From the entries below, list each line with "this".

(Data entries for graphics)

───

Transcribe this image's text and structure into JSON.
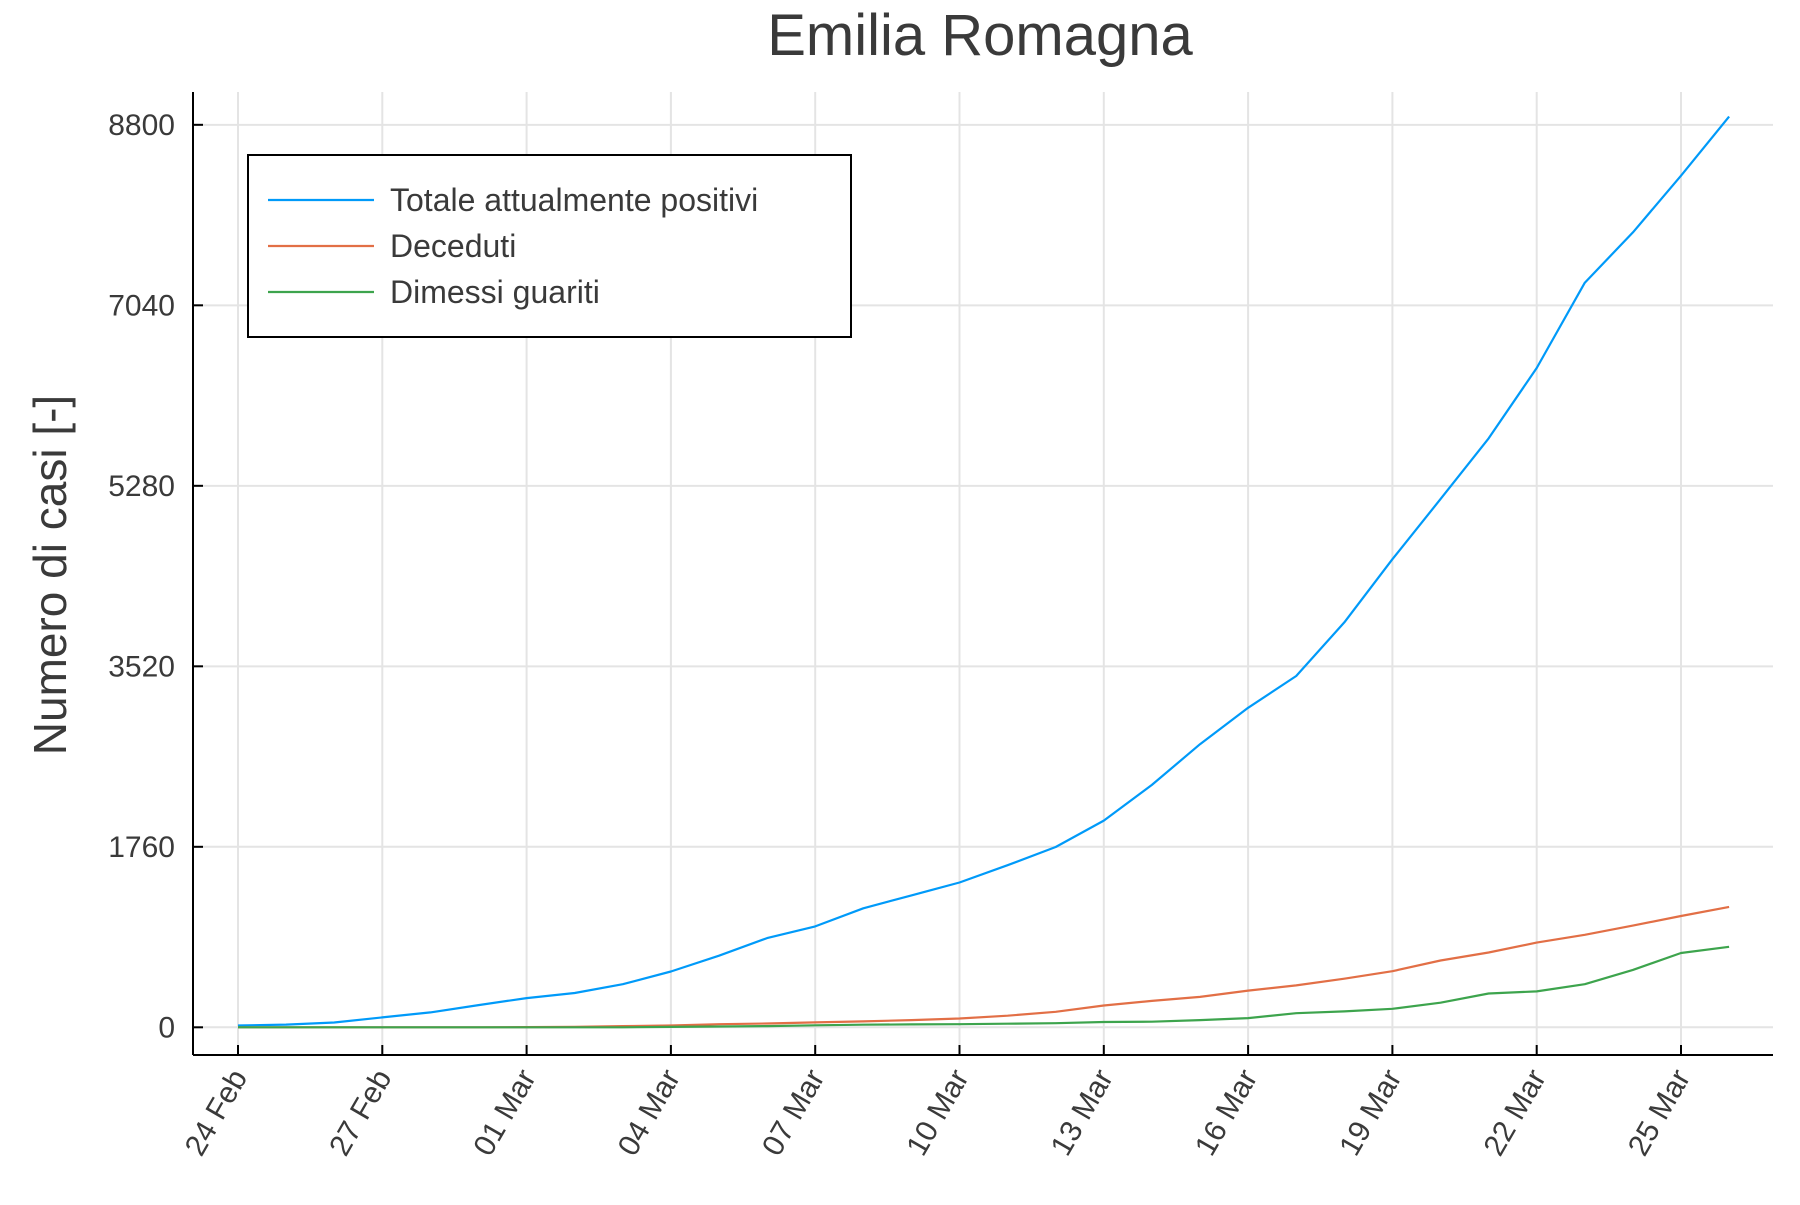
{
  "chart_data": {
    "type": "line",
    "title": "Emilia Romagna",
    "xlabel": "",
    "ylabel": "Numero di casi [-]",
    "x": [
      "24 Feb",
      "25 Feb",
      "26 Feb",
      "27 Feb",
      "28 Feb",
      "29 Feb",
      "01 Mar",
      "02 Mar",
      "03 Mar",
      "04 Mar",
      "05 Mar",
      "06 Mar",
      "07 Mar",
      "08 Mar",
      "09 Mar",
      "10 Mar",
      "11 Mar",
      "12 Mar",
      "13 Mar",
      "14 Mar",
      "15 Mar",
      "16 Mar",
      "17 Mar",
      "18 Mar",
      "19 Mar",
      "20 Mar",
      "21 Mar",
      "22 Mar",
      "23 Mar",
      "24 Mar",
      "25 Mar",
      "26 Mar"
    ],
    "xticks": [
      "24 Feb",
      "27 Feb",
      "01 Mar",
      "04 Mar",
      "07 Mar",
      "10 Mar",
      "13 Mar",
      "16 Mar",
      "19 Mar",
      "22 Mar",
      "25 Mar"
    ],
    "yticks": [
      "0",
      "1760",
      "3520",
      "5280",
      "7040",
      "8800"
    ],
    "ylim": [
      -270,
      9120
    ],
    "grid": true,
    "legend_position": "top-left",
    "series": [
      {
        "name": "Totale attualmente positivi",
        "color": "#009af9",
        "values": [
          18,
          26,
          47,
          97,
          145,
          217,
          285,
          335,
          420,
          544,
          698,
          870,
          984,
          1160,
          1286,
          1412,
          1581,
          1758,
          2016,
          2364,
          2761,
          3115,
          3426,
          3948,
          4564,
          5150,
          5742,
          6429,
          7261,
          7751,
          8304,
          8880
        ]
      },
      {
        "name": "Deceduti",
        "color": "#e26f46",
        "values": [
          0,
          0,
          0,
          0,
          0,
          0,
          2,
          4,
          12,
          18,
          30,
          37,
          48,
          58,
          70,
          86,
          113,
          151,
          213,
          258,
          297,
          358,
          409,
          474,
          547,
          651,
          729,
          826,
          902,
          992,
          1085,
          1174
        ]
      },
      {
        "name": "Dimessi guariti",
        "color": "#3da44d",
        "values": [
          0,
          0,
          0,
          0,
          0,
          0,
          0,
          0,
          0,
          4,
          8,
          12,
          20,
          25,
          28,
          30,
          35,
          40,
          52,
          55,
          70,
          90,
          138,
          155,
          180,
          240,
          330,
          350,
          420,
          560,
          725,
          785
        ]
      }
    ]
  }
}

───

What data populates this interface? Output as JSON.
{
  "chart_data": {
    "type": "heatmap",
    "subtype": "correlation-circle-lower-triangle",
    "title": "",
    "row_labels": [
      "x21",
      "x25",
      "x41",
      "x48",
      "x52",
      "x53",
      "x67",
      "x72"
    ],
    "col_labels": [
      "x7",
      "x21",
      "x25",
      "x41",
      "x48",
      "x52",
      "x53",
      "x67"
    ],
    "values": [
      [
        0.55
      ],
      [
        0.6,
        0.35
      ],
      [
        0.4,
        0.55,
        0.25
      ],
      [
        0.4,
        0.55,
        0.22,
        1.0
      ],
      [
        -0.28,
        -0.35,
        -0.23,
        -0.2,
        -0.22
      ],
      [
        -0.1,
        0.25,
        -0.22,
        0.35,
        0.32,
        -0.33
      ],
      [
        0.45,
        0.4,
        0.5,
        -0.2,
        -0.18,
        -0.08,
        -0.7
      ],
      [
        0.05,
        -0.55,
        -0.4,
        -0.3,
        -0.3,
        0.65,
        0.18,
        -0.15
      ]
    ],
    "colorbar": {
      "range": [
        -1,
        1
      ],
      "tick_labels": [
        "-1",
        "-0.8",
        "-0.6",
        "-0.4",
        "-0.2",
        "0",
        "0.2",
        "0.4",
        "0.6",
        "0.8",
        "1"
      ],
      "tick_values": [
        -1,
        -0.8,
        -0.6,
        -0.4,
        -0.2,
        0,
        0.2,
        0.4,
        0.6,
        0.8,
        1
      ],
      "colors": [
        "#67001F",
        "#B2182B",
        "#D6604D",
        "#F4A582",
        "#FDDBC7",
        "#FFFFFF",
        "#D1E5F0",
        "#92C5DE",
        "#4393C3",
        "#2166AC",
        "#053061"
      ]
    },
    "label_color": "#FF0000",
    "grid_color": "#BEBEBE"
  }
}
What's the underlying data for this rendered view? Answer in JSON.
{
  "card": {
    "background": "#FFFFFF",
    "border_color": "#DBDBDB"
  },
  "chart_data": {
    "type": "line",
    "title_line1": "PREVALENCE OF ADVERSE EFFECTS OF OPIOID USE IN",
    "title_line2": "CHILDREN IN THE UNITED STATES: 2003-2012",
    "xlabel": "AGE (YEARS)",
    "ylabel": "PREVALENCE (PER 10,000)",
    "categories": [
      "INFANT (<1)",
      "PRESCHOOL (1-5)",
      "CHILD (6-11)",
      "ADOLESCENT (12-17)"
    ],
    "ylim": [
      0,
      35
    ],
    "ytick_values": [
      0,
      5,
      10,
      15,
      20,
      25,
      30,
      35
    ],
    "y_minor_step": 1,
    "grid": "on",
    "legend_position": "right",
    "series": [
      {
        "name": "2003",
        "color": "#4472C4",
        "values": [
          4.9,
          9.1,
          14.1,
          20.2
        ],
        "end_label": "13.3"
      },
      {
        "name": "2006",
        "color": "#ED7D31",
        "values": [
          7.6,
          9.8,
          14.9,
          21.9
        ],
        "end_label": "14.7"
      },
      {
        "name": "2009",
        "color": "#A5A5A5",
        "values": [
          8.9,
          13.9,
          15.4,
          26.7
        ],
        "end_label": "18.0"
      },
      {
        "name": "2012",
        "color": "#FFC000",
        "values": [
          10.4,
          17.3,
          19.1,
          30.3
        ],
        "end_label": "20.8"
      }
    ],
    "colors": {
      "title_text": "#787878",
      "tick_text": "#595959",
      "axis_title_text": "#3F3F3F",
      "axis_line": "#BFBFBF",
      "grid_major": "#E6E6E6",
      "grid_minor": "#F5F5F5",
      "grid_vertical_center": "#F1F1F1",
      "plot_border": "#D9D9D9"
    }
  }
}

───

(Solution below)
Transcribe this image's text and structure into JSON.
What data populates this interface? Output as JSON.
What's the underlying data for this rendered view? Answer in JSON.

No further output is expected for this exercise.